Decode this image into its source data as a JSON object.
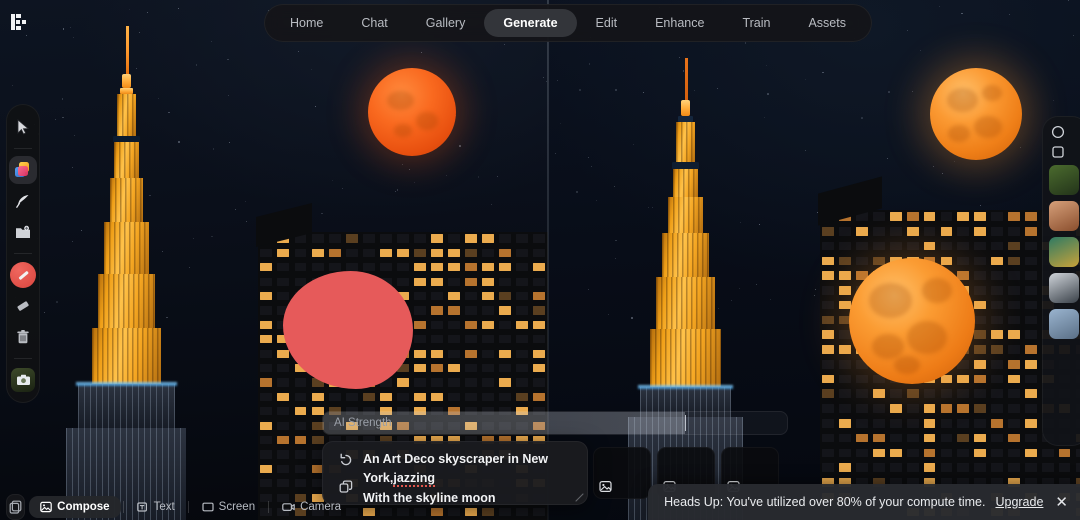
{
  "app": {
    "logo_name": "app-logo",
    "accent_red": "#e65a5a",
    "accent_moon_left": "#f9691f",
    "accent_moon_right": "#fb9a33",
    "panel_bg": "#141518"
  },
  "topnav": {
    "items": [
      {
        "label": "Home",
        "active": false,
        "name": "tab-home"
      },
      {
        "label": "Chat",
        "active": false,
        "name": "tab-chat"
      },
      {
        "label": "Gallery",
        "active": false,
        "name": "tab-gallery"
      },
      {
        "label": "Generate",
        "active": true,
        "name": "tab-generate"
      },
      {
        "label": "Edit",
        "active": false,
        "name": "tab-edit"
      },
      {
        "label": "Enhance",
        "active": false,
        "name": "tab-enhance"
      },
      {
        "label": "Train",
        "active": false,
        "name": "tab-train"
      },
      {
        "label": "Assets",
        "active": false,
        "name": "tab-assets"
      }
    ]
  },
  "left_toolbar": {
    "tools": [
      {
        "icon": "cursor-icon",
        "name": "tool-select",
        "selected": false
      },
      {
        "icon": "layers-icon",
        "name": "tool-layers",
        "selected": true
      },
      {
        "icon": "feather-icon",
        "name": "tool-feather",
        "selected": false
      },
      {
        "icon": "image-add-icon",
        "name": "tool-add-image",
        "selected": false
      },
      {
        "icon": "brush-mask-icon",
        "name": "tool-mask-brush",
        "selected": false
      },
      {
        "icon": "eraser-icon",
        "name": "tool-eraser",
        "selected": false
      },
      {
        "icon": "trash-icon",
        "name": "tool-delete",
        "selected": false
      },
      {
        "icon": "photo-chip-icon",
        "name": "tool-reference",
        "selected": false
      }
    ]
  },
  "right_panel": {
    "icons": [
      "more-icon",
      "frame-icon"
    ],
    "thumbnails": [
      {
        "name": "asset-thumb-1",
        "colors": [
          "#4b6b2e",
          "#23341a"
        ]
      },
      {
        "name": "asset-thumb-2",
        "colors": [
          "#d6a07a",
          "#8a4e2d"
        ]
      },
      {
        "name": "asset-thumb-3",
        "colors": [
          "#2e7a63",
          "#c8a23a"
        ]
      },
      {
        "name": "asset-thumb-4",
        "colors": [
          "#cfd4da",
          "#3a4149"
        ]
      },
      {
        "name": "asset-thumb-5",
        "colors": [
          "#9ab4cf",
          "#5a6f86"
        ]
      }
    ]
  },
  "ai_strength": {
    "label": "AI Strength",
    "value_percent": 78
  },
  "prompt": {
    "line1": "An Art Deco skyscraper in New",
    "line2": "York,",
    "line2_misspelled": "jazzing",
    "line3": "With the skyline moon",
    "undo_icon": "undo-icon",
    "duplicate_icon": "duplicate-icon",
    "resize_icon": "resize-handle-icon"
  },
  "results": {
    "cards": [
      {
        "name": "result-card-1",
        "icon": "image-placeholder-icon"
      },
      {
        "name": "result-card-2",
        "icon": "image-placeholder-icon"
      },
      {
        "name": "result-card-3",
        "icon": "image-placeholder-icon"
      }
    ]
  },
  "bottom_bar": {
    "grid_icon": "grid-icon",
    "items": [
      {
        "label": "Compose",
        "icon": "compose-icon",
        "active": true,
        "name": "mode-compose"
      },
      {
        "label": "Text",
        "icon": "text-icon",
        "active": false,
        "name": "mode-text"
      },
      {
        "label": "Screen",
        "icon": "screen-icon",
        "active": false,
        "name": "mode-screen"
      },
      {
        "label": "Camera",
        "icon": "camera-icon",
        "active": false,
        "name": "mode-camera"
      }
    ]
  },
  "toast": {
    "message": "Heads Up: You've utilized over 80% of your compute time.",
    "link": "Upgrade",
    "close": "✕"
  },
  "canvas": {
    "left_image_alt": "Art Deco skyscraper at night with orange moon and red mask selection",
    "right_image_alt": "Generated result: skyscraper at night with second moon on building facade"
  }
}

• _Task instructions_
Extract all lines of the records above that include "mode".

• _Output of the exercise_
        "name": "mode-compose"
        "name": "mode-text"
        "name": "mode-screen"
        "name": "mode-camera"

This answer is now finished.